### YOUR OBJECTIVE
Exactly reproduce the lines that follow.
* * *
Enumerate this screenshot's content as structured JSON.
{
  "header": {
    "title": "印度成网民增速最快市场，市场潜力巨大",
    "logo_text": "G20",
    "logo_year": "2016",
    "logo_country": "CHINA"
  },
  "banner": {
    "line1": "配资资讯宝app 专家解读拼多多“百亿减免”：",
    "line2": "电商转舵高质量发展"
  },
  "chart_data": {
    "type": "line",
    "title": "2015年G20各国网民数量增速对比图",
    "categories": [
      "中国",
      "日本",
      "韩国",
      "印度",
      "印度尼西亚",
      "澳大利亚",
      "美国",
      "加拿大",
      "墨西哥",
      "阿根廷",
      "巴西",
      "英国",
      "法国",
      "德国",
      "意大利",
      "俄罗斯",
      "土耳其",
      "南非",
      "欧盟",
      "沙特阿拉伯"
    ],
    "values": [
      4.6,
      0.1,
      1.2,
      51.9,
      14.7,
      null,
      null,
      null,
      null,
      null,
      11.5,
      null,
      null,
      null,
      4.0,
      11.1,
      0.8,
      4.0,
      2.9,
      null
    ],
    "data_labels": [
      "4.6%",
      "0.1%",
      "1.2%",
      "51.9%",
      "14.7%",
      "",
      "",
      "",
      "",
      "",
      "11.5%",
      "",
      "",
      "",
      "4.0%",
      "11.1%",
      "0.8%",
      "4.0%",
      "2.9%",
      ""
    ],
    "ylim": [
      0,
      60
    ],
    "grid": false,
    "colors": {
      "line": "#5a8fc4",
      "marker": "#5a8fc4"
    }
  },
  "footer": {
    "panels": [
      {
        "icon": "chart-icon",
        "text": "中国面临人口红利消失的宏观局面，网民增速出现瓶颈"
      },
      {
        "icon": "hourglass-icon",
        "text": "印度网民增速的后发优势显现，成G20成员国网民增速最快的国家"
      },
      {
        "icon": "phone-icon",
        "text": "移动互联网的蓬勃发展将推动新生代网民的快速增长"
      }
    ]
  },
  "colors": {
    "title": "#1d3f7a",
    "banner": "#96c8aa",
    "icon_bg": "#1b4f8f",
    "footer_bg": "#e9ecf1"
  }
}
* * *
### FINISHED EXERCISE
Enumerate this screenshot's content as structured JSON.
{
  "header": {
    "title": "印度成网民增速最快市场，市场潜力巨大",
    "logo_text": "G20",
    "logo_year": "2016",
    "logo_country": "CHINA"
  },
  "banner": {
    "line1": "配资资讯宝app 专家解读拼多多“百亿减免”：",
    "line2": "电商转舵高质量发展"
  },
  "chart_data": {
    "type": "line",
    "title": "2015年G20各国网民数量增速对比图",
    "categories": [
      "中国",
      "日本",
      "韩国",
      "印度",
      "印度尼西亚",
      "澳大利亚",
      "美国",
      "加拿大",
      "墨西哥",
      "阿根廷",
      "巴西",
      "英国",
      "法国",
      "德国",
      "意大利",
      "俄罗斯",
      "土耳其",
      "南非",
      "欧盟",
      "沙特阿拉伯"
    ],
    "values": [
      4.6,
      0.1,
      1.2,
      51.9,
      14.7,
      null,
      null,
      null,
      null,
      null,
      11.5,
      null,
      null,
      null,
      4.0,
      11.1,
      0.8,
      4.0,
      2.9,
      null
    ],
    "data_labels": [
      "4.6%",
      "0.1%",
      "1.2%",
      "51.9%",
      "14.7%",
      "",
      "",
      "",
      "",
      "",
      "11.5%",
      "",
      "",
      "",
      "4.0%",
      "11.1%",
      "0.8%",
      "4.0%",
      "2.9%",
      ""
    ],
    "ylim": [
      0,
      60
    ],
    "grid": false,
    "colors": {
      "line": "#5a8fc4",
      "marker": "#5a8fc4"
    }
  },
  "footer": {
    "panels": [
      {
        "icon": "chart-icon",
        "text": "中国面临人口红利消失的宏观局面，网民增速出现瓶颈"
      },
      {
        "icon": "hourglass-icon",
        "text": "印度网民增速的后发优势显现，成G20成员国网民增速最快的国家"
      },
      {
        "icon": "phone-icon",
        "text": "移动互联网的蓬勃发展将推动新生代网民的快速增长"
      }
    ]
  },
  "colors": {
    "title": "#1d3f7a",
    "banner": "#96c8aa",
    "icon_bg": "#1b4f8f",
    "footer_bg": "#e9ecf1"
  }
}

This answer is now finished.